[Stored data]

* * * *

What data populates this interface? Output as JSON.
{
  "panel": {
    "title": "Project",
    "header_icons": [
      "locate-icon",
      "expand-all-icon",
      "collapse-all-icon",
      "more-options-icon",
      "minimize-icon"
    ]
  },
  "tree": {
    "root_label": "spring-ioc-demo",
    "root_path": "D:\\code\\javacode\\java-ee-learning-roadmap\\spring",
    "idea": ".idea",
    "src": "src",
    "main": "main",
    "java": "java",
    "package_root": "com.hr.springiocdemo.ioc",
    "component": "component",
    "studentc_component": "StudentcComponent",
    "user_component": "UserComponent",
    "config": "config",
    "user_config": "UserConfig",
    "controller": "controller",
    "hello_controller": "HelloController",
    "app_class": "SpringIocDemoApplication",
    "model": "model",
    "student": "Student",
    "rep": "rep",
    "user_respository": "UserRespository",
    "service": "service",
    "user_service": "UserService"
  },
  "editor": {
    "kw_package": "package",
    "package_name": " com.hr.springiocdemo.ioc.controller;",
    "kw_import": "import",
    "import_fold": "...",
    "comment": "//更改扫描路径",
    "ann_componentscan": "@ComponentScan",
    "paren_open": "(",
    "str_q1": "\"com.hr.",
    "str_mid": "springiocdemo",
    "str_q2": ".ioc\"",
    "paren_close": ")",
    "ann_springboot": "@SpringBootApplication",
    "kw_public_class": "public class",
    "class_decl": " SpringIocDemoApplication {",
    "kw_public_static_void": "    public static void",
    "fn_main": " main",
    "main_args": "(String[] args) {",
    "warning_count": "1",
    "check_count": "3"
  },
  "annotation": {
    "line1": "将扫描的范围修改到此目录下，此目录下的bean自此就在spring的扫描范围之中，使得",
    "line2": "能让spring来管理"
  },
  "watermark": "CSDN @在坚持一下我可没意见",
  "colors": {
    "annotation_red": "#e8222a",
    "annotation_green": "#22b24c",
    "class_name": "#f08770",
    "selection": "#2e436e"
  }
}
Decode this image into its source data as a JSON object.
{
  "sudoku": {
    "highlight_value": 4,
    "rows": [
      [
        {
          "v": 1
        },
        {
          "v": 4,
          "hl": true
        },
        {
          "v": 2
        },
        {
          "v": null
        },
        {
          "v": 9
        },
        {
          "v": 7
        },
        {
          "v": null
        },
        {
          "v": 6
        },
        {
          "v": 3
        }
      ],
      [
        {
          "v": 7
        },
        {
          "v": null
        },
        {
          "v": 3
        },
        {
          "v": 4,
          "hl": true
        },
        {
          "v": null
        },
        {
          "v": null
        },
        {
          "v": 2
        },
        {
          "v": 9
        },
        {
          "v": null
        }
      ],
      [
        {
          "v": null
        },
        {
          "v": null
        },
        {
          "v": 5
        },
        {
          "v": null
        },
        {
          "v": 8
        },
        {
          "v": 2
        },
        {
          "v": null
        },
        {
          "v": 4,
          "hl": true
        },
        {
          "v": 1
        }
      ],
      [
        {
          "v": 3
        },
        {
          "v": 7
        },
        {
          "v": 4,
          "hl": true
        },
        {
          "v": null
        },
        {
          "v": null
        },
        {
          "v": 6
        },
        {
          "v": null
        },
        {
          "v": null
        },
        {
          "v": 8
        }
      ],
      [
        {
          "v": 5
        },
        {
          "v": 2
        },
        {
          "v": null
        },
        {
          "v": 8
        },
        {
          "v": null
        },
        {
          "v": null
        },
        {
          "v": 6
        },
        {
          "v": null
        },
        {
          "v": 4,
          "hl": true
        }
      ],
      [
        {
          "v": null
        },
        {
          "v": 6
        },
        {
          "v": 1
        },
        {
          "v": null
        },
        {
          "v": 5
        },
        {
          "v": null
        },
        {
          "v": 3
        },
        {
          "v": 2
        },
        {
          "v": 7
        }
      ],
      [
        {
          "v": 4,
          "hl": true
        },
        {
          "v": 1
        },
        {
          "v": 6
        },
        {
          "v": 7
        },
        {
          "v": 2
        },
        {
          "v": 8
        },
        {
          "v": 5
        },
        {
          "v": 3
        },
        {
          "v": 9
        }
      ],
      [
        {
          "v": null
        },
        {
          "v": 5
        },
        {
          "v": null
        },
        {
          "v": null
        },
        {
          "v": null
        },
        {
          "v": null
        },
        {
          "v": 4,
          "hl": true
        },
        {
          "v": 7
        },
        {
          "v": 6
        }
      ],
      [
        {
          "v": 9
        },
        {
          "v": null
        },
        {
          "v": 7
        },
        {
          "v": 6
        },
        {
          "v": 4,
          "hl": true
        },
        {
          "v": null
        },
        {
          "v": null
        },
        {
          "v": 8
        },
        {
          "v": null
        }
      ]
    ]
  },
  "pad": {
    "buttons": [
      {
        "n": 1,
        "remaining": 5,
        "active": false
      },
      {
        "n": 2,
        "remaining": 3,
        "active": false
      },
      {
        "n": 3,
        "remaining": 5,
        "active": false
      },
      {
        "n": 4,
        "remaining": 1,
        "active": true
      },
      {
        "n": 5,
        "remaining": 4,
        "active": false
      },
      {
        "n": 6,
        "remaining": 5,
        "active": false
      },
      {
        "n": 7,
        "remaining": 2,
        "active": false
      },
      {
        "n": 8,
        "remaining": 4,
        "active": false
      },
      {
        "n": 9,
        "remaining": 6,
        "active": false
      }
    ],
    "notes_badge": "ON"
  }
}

* * * *

Identify and extract each line of the listing that contains "java".

Finished answer:
    "root_path": "D:\\code\\javacode\\java-ee-learning-roadmap\\spring",
    "java": "java",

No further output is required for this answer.